(Dataset items)

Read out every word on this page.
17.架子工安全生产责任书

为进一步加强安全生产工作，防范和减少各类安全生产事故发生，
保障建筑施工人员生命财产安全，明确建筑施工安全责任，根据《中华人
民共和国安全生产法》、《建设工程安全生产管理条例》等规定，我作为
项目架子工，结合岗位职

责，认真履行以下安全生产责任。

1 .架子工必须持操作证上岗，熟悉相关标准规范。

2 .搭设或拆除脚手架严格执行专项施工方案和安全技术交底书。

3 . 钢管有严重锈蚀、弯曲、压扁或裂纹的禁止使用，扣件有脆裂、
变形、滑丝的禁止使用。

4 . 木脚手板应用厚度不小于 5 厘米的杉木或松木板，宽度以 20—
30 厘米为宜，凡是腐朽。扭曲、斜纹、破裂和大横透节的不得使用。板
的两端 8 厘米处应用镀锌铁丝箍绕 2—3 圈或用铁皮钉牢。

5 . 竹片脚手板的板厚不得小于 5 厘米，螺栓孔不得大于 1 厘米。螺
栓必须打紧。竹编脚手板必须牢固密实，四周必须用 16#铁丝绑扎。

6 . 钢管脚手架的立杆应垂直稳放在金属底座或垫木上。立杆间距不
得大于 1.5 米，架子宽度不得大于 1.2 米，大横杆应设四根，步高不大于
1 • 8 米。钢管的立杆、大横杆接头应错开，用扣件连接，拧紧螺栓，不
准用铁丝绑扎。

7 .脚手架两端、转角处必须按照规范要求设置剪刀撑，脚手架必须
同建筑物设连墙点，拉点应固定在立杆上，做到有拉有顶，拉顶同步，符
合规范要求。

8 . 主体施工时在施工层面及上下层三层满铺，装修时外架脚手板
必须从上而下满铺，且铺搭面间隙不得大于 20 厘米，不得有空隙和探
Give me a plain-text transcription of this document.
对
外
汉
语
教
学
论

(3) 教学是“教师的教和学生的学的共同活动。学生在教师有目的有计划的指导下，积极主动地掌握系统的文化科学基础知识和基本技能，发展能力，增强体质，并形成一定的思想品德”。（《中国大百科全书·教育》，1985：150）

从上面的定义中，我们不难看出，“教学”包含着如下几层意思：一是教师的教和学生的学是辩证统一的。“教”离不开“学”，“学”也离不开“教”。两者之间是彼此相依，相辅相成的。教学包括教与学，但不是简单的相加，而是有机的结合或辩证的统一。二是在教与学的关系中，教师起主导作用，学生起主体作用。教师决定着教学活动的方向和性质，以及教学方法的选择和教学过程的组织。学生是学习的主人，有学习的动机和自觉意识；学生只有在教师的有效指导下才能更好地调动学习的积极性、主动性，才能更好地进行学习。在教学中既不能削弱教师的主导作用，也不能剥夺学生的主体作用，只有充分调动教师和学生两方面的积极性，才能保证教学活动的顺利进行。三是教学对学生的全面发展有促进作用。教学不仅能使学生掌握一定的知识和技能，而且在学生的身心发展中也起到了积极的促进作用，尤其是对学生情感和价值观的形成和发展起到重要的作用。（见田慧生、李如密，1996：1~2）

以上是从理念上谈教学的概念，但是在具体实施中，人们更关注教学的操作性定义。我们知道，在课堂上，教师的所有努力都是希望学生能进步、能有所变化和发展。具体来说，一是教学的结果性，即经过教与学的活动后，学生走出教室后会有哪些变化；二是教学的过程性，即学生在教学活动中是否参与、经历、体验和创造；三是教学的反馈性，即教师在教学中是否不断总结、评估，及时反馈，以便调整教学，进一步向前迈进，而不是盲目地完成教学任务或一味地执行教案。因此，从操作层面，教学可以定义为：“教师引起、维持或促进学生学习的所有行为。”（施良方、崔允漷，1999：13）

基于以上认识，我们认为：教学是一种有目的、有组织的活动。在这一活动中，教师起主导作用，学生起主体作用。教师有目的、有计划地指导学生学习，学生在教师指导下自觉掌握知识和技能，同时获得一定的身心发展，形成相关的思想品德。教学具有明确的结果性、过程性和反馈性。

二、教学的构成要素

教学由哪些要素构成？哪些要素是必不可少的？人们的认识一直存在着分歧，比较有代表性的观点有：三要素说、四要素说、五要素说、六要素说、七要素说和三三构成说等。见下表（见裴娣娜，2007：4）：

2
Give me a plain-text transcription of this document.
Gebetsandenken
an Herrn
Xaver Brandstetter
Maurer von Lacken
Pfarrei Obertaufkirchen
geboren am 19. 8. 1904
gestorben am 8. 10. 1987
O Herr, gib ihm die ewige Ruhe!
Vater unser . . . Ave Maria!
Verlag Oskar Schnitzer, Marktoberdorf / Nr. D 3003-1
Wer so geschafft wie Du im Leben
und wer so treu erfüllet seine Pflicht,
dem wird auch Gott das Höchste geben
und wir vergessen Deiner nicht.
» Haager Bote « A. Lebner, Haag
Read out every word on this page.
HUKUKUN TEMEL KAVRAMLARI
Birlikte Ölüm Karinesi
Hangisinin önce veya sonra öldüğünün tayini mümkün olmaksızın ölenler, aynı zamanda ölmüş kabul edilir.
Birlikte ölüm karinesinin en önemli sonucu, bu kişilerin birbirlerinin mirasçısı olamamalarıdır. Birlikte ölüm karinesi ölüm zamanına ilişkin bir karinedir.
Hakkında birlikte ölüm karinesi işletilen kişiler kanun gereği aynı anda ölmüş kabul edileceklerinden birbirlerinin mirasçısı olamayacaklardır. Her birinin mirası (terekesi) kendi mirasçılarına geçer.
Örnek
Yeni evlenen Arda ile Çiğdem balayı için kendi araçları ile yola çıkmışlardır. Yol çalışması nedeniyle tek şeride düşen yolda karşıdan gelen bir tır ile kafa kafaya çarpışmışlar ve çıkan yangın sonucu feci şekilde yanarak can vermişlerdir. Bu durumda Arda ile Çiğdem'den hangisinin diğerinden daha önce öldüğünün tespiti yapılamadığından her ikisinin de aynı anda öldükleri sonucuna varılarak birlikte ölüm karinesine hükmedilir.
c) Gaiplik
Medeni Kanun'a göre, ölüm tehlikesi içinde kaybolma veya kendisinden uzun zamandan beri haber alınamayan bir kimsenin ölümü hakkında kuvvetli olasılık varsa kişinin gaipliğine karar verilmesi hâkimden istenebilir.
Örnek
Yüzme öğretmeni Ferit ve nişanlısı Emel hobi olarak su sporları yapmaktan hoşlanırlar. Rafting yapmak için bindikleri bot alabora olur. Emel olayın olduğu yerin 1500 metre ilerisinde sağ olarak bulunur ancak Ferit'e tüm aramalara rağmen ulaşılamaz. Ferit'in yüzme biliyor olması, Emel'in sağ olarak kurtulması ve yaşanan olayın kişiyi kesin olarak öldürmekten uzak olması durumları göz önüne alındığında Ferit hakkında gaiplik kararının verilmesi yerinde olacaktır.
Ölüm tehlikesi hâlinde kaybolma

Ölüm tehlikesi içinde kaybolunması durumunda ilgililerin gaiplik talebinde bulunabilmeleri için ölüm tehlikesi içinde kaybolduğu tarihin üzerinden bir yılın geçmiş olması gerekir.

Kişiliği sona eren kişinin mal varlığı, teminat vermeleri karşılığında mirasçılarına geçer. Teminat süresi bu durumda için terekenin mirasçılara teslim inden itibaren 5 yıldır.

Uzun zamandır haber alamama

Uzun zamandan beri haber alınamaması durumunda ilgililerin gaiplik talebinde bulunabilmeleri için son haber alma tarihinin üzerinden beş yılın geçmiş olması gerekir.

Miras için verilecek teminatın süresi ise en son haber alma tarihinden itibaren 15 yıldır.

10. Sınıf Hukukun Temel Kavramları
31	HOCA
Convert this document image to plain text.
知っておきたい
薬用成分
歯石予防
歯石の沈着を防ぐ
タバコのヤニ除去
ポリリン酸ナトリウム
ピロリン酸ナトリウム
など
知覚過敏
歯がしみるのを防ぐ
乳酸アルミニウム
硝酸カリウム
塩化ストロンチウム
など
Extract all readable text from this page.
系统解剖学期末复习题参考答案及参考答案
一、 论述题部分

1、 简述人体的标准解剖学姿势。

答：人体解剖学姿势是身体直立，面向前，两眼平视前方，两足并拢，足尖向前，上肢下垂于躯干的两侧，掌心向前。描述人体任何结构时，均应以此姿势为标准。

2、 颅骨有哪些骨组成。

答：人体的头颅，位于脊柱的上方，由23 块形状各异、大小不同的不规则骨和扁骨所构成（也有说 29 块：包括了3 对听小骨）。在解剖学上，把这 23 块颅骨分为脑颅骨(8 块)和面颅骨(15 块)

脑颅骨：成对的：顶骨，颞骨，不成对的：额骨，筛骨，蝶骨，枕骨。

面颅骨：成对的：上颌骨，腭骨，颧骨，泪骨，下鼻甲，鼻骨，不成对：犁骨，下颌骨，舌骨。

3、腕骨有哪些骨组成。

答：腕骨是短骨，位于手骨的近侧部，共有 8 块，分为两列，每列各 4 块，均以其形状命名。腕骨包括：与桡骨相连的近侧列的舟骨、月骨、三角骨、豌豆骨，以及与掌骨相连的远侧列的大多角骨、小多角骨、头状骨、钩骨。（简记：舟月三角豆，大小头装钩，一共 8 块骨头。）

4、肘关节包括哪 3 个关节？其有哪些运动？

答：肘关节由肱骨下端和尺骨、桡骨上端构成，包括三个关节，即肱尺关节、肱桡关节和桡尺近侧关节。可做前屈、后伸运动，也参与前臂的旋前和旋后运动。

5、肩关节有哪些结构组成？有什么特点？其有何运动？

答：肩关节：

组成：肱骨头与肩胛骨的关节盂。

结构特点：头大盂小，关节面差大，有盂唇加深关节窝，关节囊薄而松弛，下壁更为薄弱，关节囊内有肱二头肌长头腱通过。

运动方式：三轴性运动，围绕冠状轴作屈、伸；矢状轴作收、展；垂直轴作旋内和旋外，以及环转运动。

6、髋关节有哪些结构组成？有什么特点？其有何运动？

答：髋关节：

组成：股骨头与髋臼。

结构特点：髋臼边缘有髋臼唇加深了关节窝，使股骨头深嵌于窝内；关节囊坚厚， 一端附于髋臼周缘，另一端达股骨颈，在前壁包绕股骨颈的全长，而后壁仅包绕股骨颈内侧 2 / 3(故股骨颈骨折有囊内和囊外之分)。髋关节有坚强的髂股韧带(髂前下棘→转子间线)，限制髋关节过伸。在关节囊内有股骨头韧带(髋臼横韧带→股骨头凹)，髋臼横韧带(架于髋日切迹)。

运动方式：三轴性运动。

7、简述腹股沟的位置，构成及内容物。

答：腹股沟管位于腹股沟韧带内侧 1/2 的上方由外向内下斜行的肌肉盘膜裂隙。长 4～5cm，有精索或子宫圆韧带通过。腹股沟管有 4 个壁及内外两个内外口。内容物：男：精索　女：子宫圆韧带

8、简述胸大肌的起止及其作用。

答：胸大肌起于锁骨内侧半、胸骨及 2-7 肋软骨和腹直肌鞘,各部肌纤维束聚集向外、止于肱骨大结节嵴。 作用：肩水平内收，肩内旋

● What you will do
Among the lines of the data above, determine how many contain the word "有什么特点". Report the number alone.

● Result below
2